*GIVEN TASK:* Pick out every line with the word "figuras" and copy it.

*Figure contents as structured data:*

********************

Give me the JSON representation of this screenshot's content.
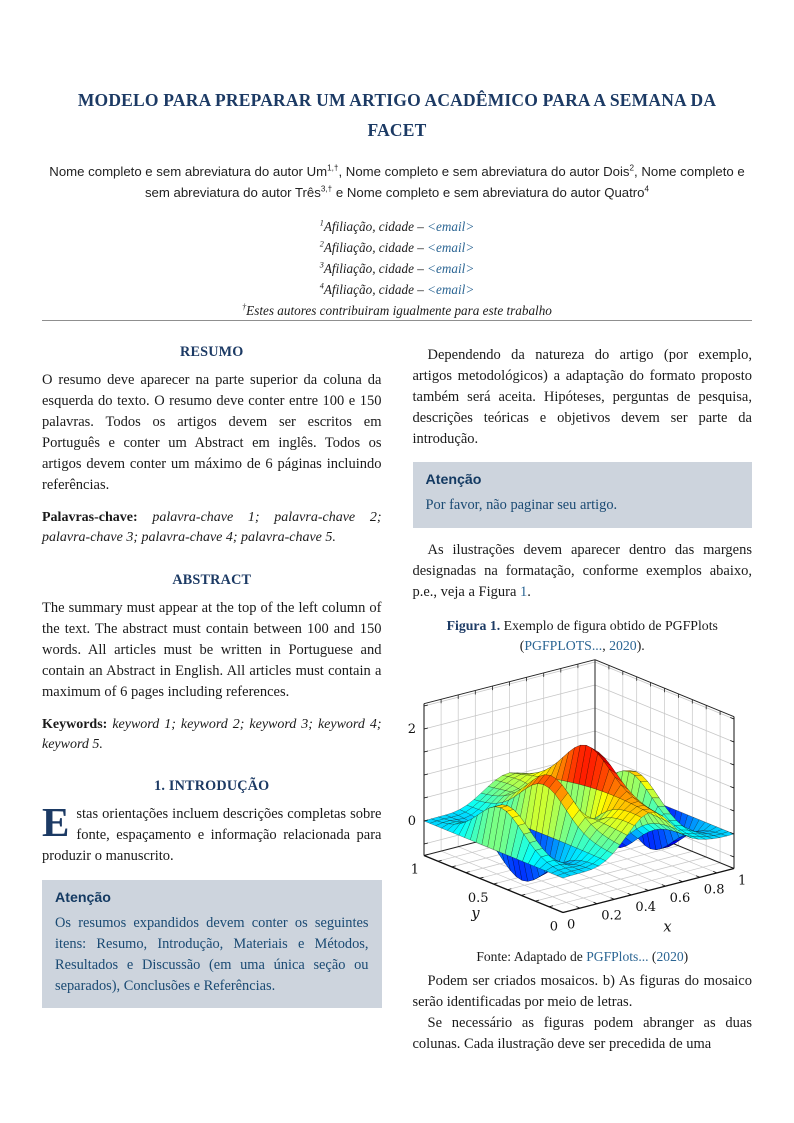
{
  "header": {
    "title": "MODELO PARA PREPARAR UM ARTIGO ACADÊMICO PARA A SEMANA DA FACET",
    "authors": [
      {
        "name": "Nome completo e sem abreviatura do autor Um",
        "sup": "1,†",
        "sep": ", "
      },
      {
        "name": "Nome completo e sem abreviatura do autor Dois",
        "sup": "2",
        "sep": ", "
      },
      {
        "name": "Nome completo e sem abreviatura do autor Três",
        "sup": "3,†",
        "sep": " e "
      },
      {
        "name": "Nome completo e sem abreviatura do autor Quatro",
        "sup": "4",
        "sep": ""
      }
    ],
    "affiliations": [
      {
        "sup": "1",
        "text": "Afiliação, cidade – ",
        "email": "<email>"
      },
      {
        "sup": "2",
        "text": "Afiliação, cidade – ",
        "email": "<email>"
      },
      {
        "sup": "3",
        "text": "Afiliação, cidade – ",
        "email": "<email>"
      },
      {
        "sup": "4",
        "text": "Afiliação, cidade – ",
        "email": "<email>"
      }
    ],
    "footnote": {
      "sup": "†",
      "text": "Estes autores contribuiram igualmente para este trabalho"
    }
  },
  "left_column": {
    "resumo": {
      "heading": "RESUMO",
      "body": "O resumo deve aparecer na parte superior da coluna da esquerda do texto. O resumo deve conter entre 100 e 150 palavras. Todos os artigos devem ser escritos em Português e conter um Abstract em inglês. Todos os artigos devem conter um máximo de 6 páginas incluindo referências.",
      "keywords_label": "Palavras-chave:",
      "keywords": "palavra-chave 1; palavra-chave 2; palavra-chave 3; palavra-chave 4; palavra-chave 5."
    },
    "abstract": {
      "heading": "ABSTRACT",
      "body": "The summary must appear at the top of the left column of the text. The abstract must contain between 100 and 150 words. All articles must be written in Portuguese and contain an Abstract in English. All articles must contain a maximum of 6 pages including references.",
      "keywords_label": "Keywords:",
      "keywords": "keyword 1; keyword 2; keyword 3; keyword 4; keyword 5."
    },
    "introducao": {
      "heading": "1.  INTRODUÇÃO",
      "dropcap": "E",
      "body": "stas orientações incluem descrições completas sobre fonte, espaçamento e informação relacionada para produzir o manuscrito."
    },
    "atencao": {
      "heading": "Atenção",
      "body": "Os resumos expandidos devem conter os seguintes itens: Resumo, Introdução, Materiais e Métodos, Resultados e Discussão (em uma única seção ou separados), Conclusões e Referências."
    }
  },
  "right_column": {
    "para1": "Dependendo da natureza do artigo (por exemplo, artigos metodológicos) a adaptação do formato proposto também será aceita. Hipóteses, perguntas de pesquisa, descrições teóricas e objetivos devem ser parte da introdução.",
    "atencao": {
      "heading": "Atenção",
      "body": "Por favor, não paginar seu artigo."
    },
    "para2_text": "As ilustrações devem aparecer dentro das margens designadas na formatação, conforme exemplos abaixo, p.e., veja a Figura ",
    "para2_link": "1",
    "para2_end": ".",
    "figure": {
      "caption_label": "Figura 1.",
      "caption_text": " Exemplo de figura obtido de PGFPlots (",
      "caption_cite": "PGFPLOTS...",
      "caption_mid": ", ",
      "caption_year": "2020",
      "caption_close": ").",
      "fonte_label": "Fonte: Adaptado de ",
      "fonte_link": "PGFPlots...",
      "fonte_mid": " (",
      "fonte_year": "2020",
      "fonte_close": ")"
    },
    "para3": "Podem ser criados mosaicos. b) As figuras do mosaico serão identificadas por meio de letras.",
    "para4": "Se necessário as figuras podem abranger as duas colunas. Cada ilustração deve ser precedida de uma"
  },
  "colors": {
    "accent_navy": "#1c3a64",
    "link_blue": "#2b6593",
    "attention_bg": "#cdd4dd",
    "attention_text": "#1a4a73"
  },
  "chart_data": {
    "type": "surface3d",
    "formula": "sin(8*pi*x) * exp(-20*(y-0.5)^2) + exp(-30*(x-0.5)^2 - (y-0.25)^2 - (x-0.5)*(y-0.25))",
    "x_domain": [
      0,
      1
    ],
    "y_domain": [
      0,
      1
    ],
    "samples": 25,
    "xlabel": "x",
    "ylabel": "y",
    "x_ticks": [
      "0",
      "0.2",
      "0.4",
      "0.6",
      "0.8",
      "1"
    ],
    "y_ticks": [
      "0",
      "0.5",
      "1"
    ],
    "z_ticks": [
      "0",
      "2"
    ],
    "zlim": [
      -0.75,
      2.55
    ],
    "grid": {
      "xy_step": 0.1,
      "z_step": 0.5,
      "minor_tick_step": 0.1
    },
    "colormap": "jet",
    "legend": "none"
  }
}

********************

*TASK OUTPUT:*
    "para3": "Podem ser criados mosaicos. b) As figuras do mosaico serão identificadas por meio de letras.",
    "para4": "Se necessário as figuras podem abranger as duas colunas. Cada ilustração deve ser precedida de uma"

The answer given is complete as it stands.